# Stated goal:
Output all of the records exactly as written.

-- BEGIN Materials provided --

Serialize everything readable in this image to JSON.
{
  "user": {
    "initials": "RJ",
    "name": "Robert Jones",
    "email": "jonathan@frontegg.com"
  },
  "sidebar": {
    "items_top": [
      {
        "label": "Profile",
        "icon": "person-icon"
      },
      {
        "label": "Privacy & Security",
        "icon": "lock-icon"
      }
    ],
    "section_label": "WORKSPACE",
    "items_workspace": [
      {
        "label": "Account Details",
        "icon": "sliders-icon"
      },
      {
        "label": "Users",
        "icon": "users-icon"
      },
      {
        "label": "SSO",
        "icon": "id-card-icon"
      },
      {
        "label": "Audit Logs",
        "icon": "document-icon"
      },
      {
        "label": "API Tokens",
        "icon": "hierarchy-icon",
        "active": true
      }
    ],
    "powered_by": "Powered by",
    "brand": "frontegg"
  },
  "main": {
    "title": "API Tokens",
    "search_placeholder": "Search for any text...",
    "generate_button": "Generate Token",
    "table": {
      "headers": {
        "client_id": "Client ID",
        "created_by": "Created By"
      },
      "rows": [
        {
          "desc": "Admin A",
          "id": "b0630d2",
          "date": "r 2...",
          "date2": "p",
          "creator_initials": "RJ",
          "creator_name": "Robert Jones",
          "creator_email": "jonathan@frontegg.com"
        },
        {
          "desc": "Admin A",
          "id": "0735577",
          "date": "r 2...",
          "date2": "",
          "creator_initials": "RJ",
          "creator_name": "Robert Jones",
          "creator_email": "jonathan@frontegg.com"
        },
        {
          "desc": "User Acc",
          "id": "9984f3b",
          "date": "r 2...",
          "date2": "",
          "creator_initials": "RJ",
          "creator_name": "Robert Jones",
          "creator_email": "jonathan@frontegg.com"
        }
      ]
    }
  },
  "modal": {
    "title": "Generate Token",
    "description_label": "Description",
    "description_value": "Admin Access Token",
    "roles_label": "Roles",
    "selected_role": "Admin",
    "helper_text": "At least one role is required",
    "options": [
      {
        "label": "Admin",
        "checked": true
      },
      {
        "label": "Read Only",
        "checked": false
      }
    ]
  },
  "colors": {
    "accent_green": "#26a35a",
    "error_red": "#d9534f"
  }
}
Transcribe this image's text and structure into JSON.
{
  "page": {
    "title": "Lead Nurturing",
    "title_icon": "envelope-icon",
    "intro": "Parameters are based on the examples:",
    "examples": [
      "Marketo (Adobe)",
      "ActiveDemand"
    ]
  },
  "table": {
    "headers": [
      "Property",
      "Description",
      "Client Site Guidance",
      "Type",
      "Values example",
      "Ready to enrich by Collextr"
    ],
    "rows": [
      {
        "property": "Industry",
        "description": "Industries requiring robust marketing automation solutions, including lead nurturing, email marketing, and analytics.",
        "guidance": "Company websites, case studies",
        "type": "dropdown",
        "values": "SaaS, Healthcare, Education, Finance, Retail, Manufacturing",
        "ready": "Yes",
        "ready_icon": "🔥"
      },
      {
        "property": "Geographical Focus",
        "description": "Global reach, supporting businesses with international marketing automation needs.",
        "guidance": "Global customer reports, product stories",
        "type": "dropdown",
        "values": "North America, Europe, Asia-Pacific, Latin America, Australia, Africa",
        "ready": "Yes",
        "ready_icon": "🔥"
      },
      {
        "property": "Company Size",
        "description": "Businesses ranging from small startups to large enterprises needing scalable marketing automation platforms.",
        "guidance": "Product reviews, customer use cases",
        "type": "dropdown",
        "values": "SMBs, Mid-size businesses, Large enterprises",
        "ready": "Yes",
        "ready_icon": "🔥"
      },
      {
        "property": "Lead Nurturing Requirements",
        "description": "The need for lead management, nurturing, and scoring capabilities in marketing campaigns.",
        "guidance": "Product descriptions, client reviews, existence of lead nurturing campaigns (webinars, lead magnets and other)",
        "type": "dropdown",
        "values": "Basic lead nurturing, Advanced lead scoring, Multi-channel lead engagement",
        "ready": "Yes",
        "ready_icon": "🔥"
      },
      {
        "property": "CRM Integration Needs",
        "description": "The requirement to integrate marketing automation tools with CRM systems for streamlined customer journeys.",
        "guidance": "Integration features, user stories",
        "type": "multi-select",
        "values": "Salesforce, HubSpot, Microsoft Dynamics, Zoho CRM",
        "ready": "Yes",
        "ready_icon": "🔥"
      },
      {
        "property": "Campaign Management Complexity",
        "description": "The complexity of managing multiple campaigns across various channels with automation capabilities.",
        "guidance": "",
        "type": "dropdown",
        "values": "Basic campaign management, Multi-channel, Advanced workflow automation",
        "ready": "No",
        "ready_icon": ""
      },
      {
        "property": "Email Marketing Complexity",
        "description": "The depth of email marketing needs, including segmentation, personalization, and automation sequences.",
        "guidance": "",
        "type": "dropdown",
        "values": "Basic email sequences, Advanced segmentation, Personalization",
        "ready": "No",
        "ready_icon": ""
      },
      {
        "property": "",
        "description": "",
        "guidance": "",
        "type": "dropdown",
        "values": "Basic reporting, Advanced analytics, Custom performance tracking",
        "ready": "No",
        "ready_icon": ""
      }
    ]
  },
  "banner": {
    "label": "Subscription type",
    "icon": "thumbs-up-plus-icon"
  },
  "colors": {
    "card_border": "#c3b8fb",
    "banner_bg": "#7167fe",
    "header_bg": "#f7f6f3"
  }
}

-- END Materials provided --

# Solution:
Serialize everything readable in this image to JSON.
{
  "user": {
    "initials": "RJ",
    "name": "Robert Jones",
    "email": "jonathan@frontegg.com"
  },
  "sidebar": {
    "items_top": [
      {
        "label": "Profile",
        "icon": "person-icon"
      },
      {
        "label": "Privacy & Security",
        "icon": "lock-icon"
      }
    ],
    "section_label": "WORKSPACE",
    "items_workspace": [
      {
        "label": "Account Details",
        "icon": "sliders-icon"
      },
      {
        "label": "Users",
        "icon": "users-icon"
      },
      {
        "label": "SSO",
        "icon": "id-card-icon"
      },
      {
        "label": "Audit Logs",
        "icon": "document-icon"
      },
      {
        "label": "API Tokens",
        "icon": "hierarchy-icon",
        "active": true
      }
    ],
    "powered_by": "Powered by",
    "brand": "frontegg"
  },
  "main": {
    "title": "API Tokens",
    "search_placeholder": "Search for any text...",
    "generate_button": "Generate Token",
    "table": {
      "headers": {
        "client_id": "Client ID",
        "created_by": "Created By"
      },
      "rows": [
        {
          "desc": "Admin A",
          "id": "b0630d2",
          "date": "r 2...",
          "date2": "p",
          "creator_initials": "RJ",
          "creator_name": "Robert Jones",
          "creator_email": "jonathan@frontegg.com"
        },
        {
          "desc": "Admin A",
          "id": "0735577",
          "date": "r 2...",
          "date2": "",
          "creator_initials": "RJ",
          "creator_name": "Robert Jones",
          "creator_email": "jonathan@frontegg.com"
        },
        {
          "desc": "User Acc",
          "id": "9984f3b",
          "date": "r 2...",
          "date2": "",
          "creator_initials": "RJ",
          "creator_name": "Robert Jones",
          "creator_email": "jonathan@frontegg.com"
        }
      ]
    }
  },
  "modal": {
    "title": "Generate Token",
    "description_label": "Description",
    "description_value": "Admin Access Token",
    "roles_label": "Roles",
    "selected_role": "Admin",
    "helper_text": "At least one role is required",
    "options": [
      {
        "label": "Admin",
        "checked": true
      },
      {
        "label": "Read Only",
        "checked": false
      }
    ]
  },
  "colors": {
    "accent_green": "#26a35a",
    "error_red": "#d9534f"
  }
}
Transcribe this image's text and structure into JSON.
{
  "page": {
    "title": "Lead Nurturing",
    "title_icon": "envelope-icon",
    "intro": "Parameters are based on the examples:",
    "examples": [
      "Marketo (Adobe)",
      "ActiveDemand"
    ]
  },
  "table": {
    "headers": [
      "Property",
      "Description",
      "Client Site Guidance",
      "Type",
      "Values example",
      "Ready to enrich by Collextr"
    ],
    "rows": [
      {
        "property": "Industry",
        "description": "Industries requiring robust marketing automation solutions, including lead nurturing, email marketing, and analytics.",
        "guidance": "Company websites, case studies",
        "type": "dropdown",
        "values": "SaaS, Healthcare, Education, Finance, Retail, Manufacturing",
        "ready": "Yes",
        "ready_icon": "🔥"
      },
      {
        "property": "Geographical Focus",
        "description": "Global reach, supporting businesses with international marketing automation needs.",
        "guidance": "Global customer reports, product stories",
        "type": "dropdown",
        "values": "North America, Europe, Asia-Pacific, Latin America, Australia, Africa",
        "ready": "Yes",
        "ready_icon": "🔥"
      },
      {
        "property": "Company Size",
        "description": "Businesses ranging from small startups to large enterprises needing scalable marketing automation platforms.",
        "guidance": "Product reviews, customer use cases",
        "type": "dropdown",
        "values": "SMBs, Mid-size businesses, Large enterprises",
        "ready": "Yes",
        "ready_icon": "🔥"
      },
      {
        "property": "Lead Nurturing Requirements",
        "description": "The need for lead management, nurturing, and scoring capabilities in marketing campaigns.",
        "guidance": "Product descriptions, client reviews, existence of lead nurturing campaigns (webinars, lead magnets and other)",
        "type": "dropdown",
        "values": "Basic lead nurturing, Advanced lead scoring, Multi-channel lead engagement",
        "ready": "Yes",
        "ready_icon": "🔥"
      },
      {
        "property": "CRM Integration Needs",
        "description": "The requirement to integrate marketing automation tools with CRM systems for streamlined customer journeys.",
        "guidance": "Integration features, user stories",
        "type": "multi-select",
        "values": "Salesforce, HubSpot, Microsoft Dynamics, Zoho CRM",
        "ready": "Yes",
        "ready_icon": "🔥"
      },
      {
        "property": "Campaign Management Complexity",
        "description": "The complexity of managing multiple campaigns across various channels with automation capabilities.",
        "guidance": "",
        "type": "dropdown",
        "values": "Basic campaign management, Multi-channel, Advanced workflow automation",
        "ready": "No",
        "ready_icon": ""
      },
      {
        "property": "Email Marketing Complexity",
        "description": "The depth of email marketing needs, including segmentation, personalization, and automation sequences.",
        "guidance": "",
        "type": "dropdown",
        "values": "Basic email sequences, Advanced segmentation, Personalization",
        "ready": "No",
        "ready_icon": ""
      },
      {
        "property": "",
        "description": "",
        "guidance": "",
        "type": "dropdown",
        "values": "Basic reporting, Advanced analytics, Custom performance tracking",
        "ready": "No",
        "ready_icon": ""
      }
    ]
  },
  "banner": {
    "label": "Subscription type",
    "icon": "thumbs-up-plus-icon"
  },
  "colors": {
    "card_border": "#c3b8fb",
    "banner_bg": "#7167fe",
    "header_bg": "#f7f6f3"
  }
}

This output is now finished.